WRITTEN TASKS.
A. According to the film review, what makes the movie "go down a little easier"? Answer in one to three sentences.
B. List every item of clothing named in the film review.
C. Carry on writing the film review, picking up right after its final sentence.

QUOTED TEXT.
==========

In Paige’s new reality, she’s still a law student having forgotten she eschewed that career path for one as a sculptor studying at the Art Institute of Chicago. Now the modeling clay under her fingers feels as foreign to her as Leo’s rippling six-pack abs. But he’s determined to re-romance her even as she is drawn to a former boyfriend, Jeremy (Scott Speedman), a smarmy ex she doesn’t remember dumping, who sees an opportunity to win her back.
Tatum and McAdams are both pretty people, which makes this fluffy confection go down a little easier. Everything is so perfect, from their loft digs in downtown Chicago to their marriage. Leo is the perfect man, saying and doing all the right things. Flashbacks reveal that before the accident there are no visible cracks in their relationship. Even their self-scripted wedding vows perfectly (and cutely) articulate their love for one another.
True romantics will sigh and dab their eyes as Leo realizes Paige is slipping away into her pre-Leo life. She’s back to being a preppy instead of the faux bohemian artist he fell for, ditching her paint-spattered khakis and beaters for pastel sweater twin sets and ballet flats. McAdams gamely takes on the character’s emotional state to match her new wardrobe as Paige goes from being an interesting woman of substance to literally a blank slate.

==========

Layout annotation data:
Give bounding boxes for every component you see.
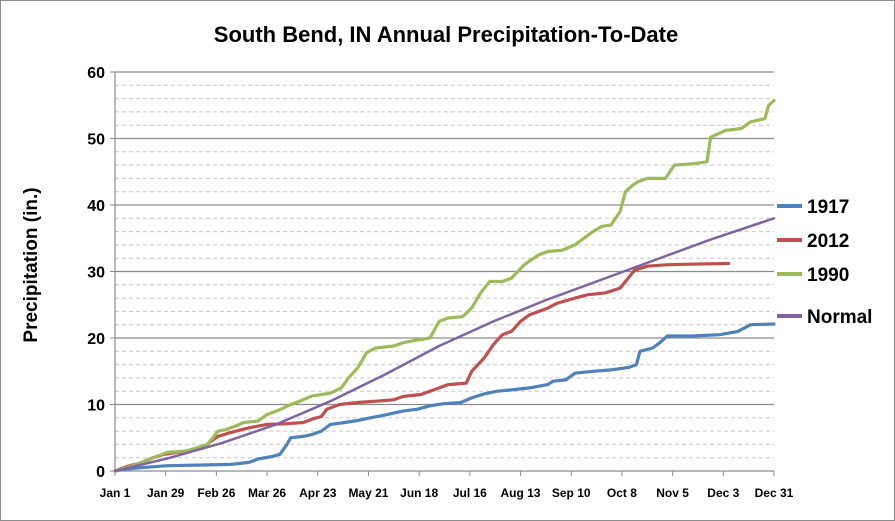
legend-label-1917: 1917: [807, 197, 849, 218]
x-tick-labels: Jan 1 Jan 29 Feb 26 Mar 26 Apr 23 May 21 Jun 1…: [100, 486, 794, 500]
x-tick-label: Mar 26: [248, 486, 286, 500]
x-tick-label: Sep 10: [552, 486, 591, 500]
legend-label-1990: 1990: [807, 265, 849, 286]
y-tick-label: 10: [87, 398, 105, 415]
legend-label-2012: 2012: [807, 231, 849, 252]
x-tick-label: Jan 1: [100, 486, 131, 500]
x-tick-label: May 21: [348, 486, 388, 500]
x-tick-label: Feb 26: [197, 486, 235, 500]
y-tick-label: 30: [87, 265, 105, 282]
y-tick-labels: 0 10 20 30 40 50 60: [87, 65, 105, 481]
y-tick-label: 20: [87, 331, 105, 348]
grid-lines: [110, 71, 775, 476]
x-tick-label: Jan 29: [147, 486, 185, 500]
legend: 1917 2012 1990 Normal: [777, 197, 872, 328]
x-tick-label: Apr 23: [299, 486, 337, 500]
x-tick-label: Dec 3: [707, 486, 739, 500]
legend-label-normal: Normal: [807, 307, 872, 328]
y-tick-label: 0: [96, 464, 105, 481]
series-line-1990: [113, 98, 776, 473]
x-tick-label: Aug 13: [501, 486, 541, 500]
x-tick-label: Jun 18: [400, 486, 438, 500]
y-tick-label: 50: [87, 132, 105, 149]
x-tick-label: Dec 31: [755, 486, 794, 500]
x-tick-label: Nov 5: [656, 486, 689, 500]
series-lines: [113, 98, 776, 473]
series-line-1917: [113, 322, 776, 473]
chart-title: South Bend, IN Annual Precipitation-To-D…: [214, 22, 678, 47]
x-tick-label: Jul 16: [453, 486, 487, 500]
y-axis-label: Precipitation (in.): [21, 187, 42, 342]
y-tick-label: 60: [87, 65, 105, 82]
x-tick-label: Oct 8: [607, 486, 637, 500]
y-tick-label: 40: [87, 198, 105, 215]
series-line-2012: [113, 261, 731, 473]
series-line-normal: [113, 217, 776, 473]
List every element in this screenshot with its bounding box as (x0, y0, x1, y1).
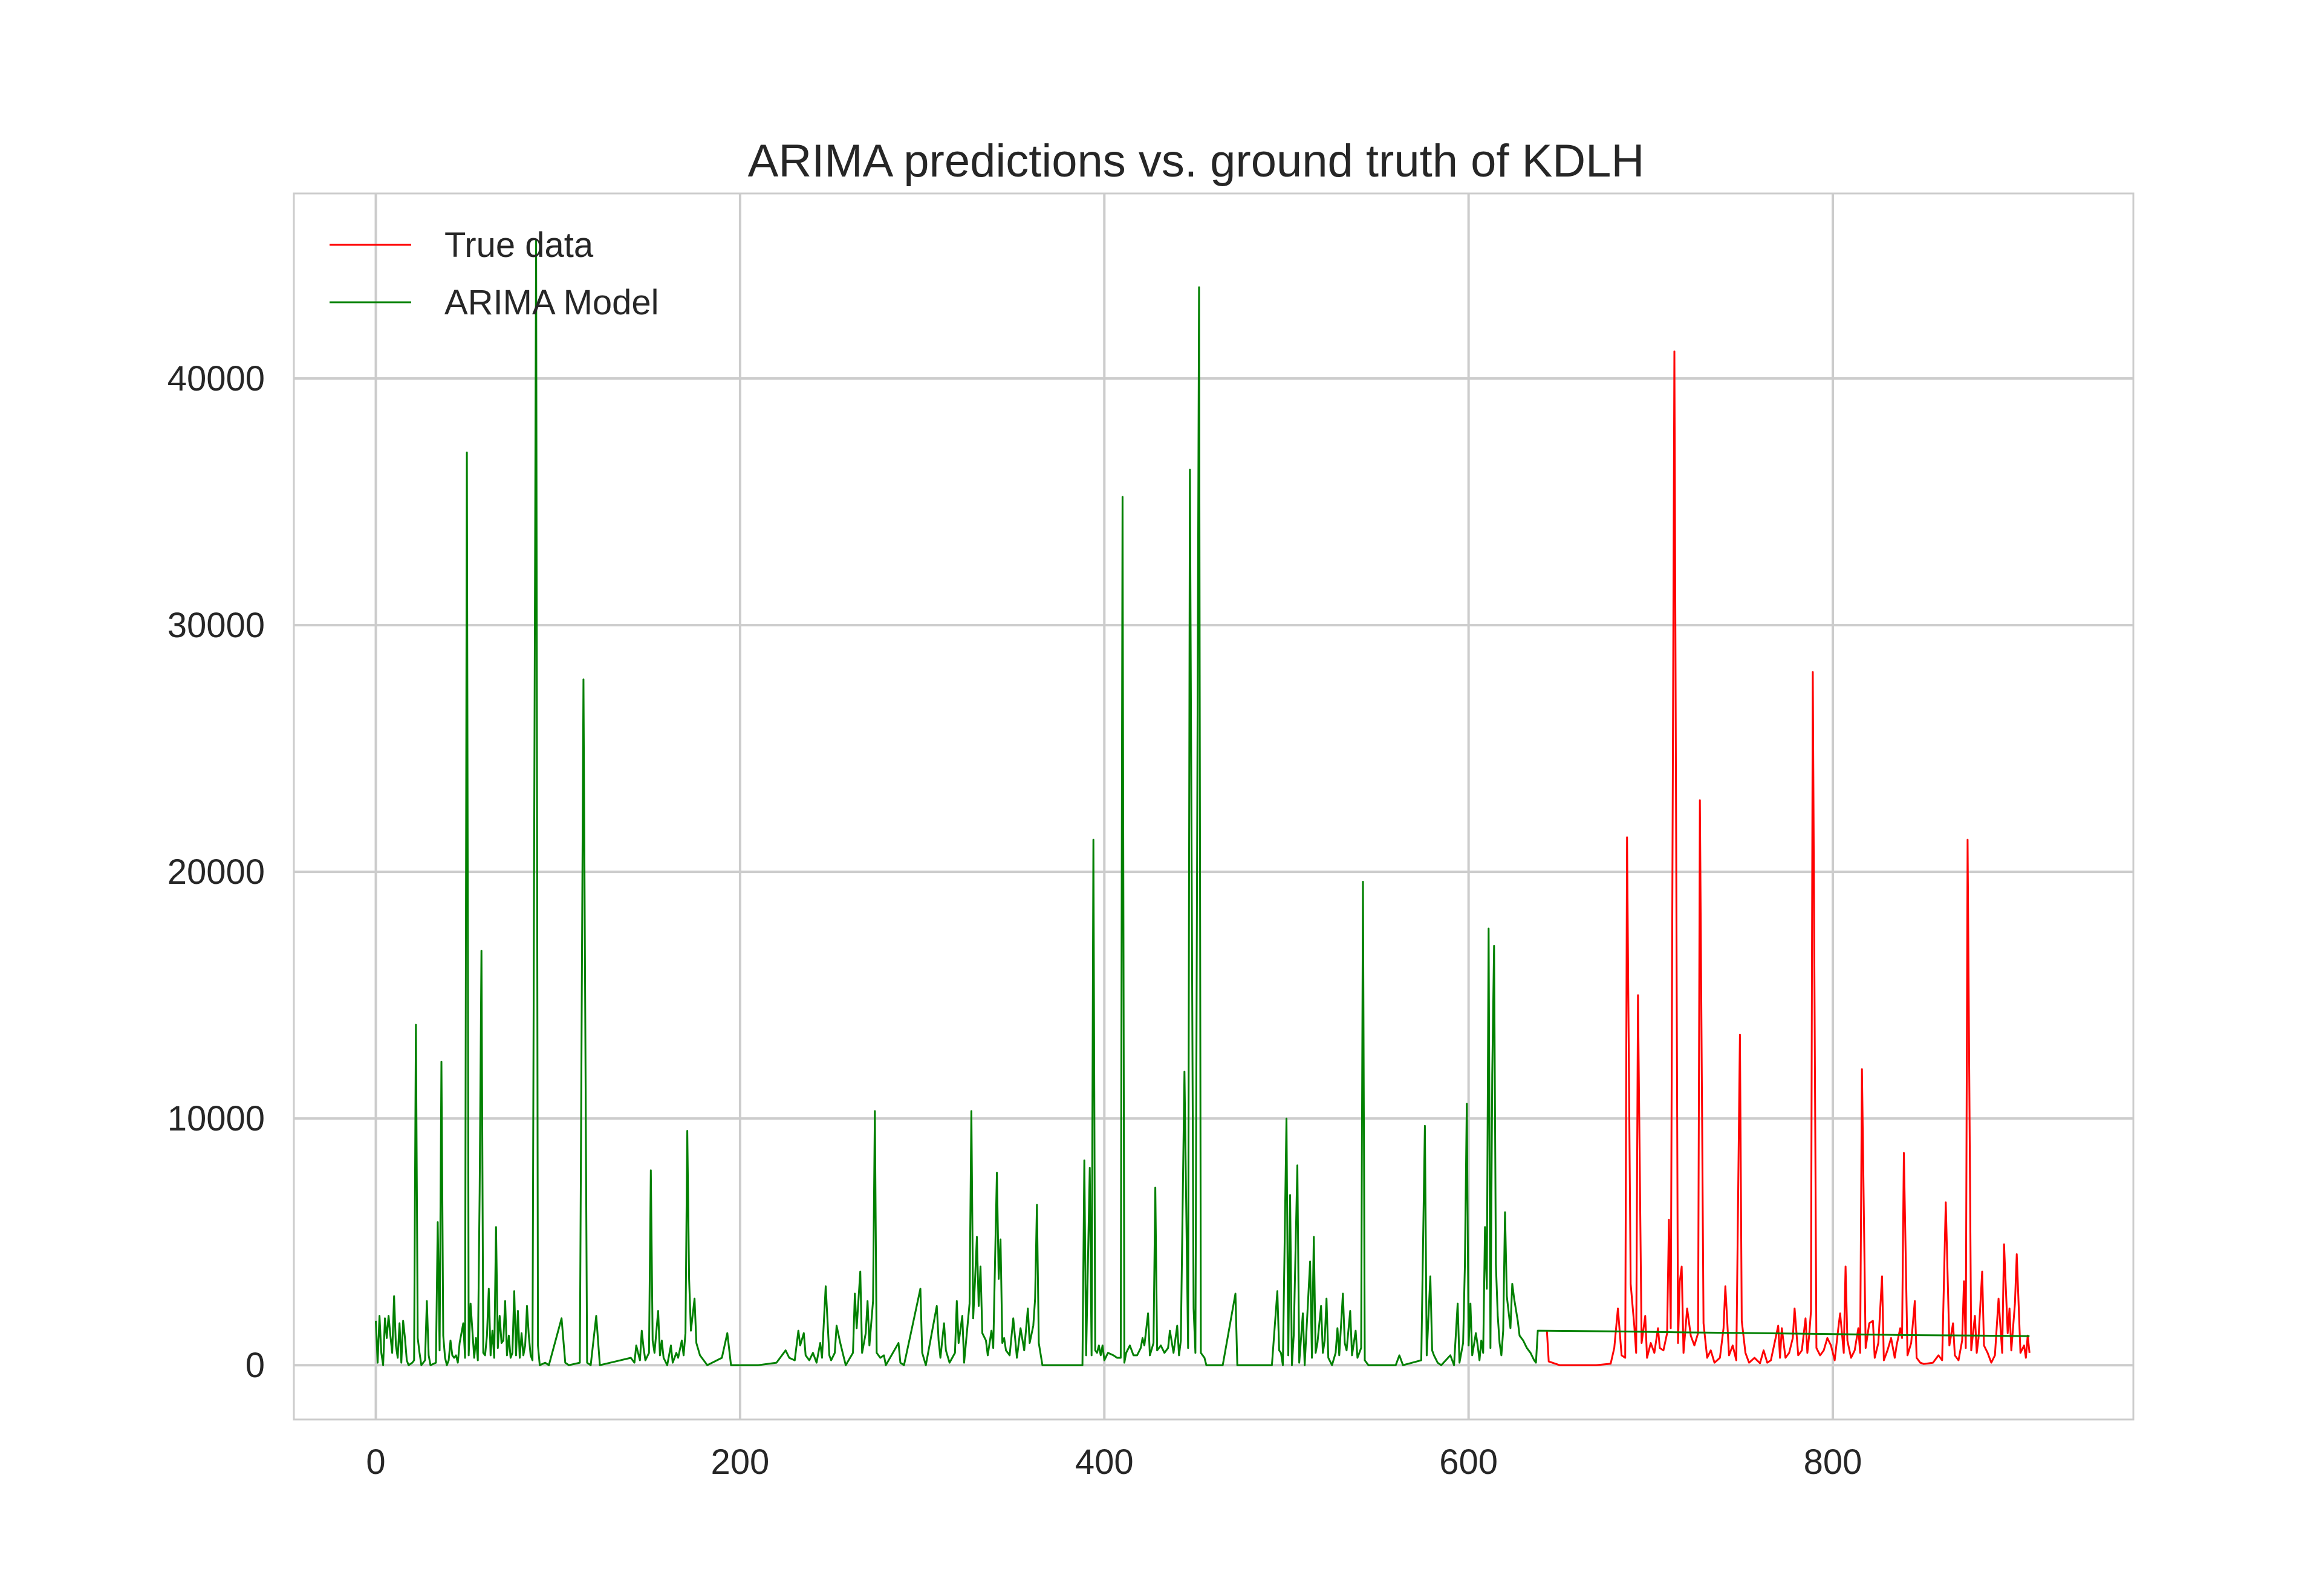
y-tick-labels: 0 10000 20000 30000 40000 (167, 359, 265, 1385)
y-tick-label: 30000 (167, 606, 265, 645)
legend-label-0: True data (444, 225, 594, 265)
x-tick-labels: 0 200 400 600 800 (366, 1442, 1862, 1482)
plot-frame (293, 192, 2135, 1421)
x-tick-label: 800 (1804, 1442, 1862, 1482)
x-tick-label: 0 (366, 1442, 385, 1482)
y-tick-label: 40000 (167, 359, 265, 398)
y-tick-label: 20000 (167, 852, 265, 892)
y-tick-label: 10000 (167, 1099, 265, 1138)
series-line-0 (1546, 350, 2031, 1366)
series-layer (375, 239, 2031, 1366)
legend-label-1: ARIMA Model (444, 283, 659, 322)
legend: True data ARIMA Model (330, 225, 659, 322)
x-tick-label: 600 (1439, 1442, 1498, 1482)
x-tick-label: 400 (1075, 1442, 1134, 1482)
y-tick-label: 0 (246, 1346, 265, 1385)
series-line-1 (375, 239, 2030, 1366)
x-tick-label: 200 (711, 1442, 770, 1482)
chart-title: ARIMA predictions vs. ground truth of KD… (748, 135, 1645, 187)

==========

RESPONSES IN ORDER.
A. The movie goes down a little easier because its two leads, Tatum and McAdams, are both pretty people. The review calls the movie a "fluffy confection."

B. Paint-spattered khakis, beaters, pastel sweater twin sets, ballet flats

C.
Meanwhile Tatum is directed to take off his shirt — and other clothing — at every opportunity. OK, OK, we get it. You are super fit and have the biceps to prove it. All this half-dressed preening unfortunately undercuts the fact that Tatum does have some acting chops. He won’t win any Academy Awards, but it’s not completely out of the question he could be nominated — but not for this. He falls into the Brad Pitt category as an actor who will always be able to get by on charm and looks until the right part comes along to challenge him.
This is one of those “it is what it is” movies. And what it is is a pretty decent love story that doesn’t pretend to be anything but hearts and flowers and rainbows and a box of chocolates. This “Vow” vows to do no harm and succeeds.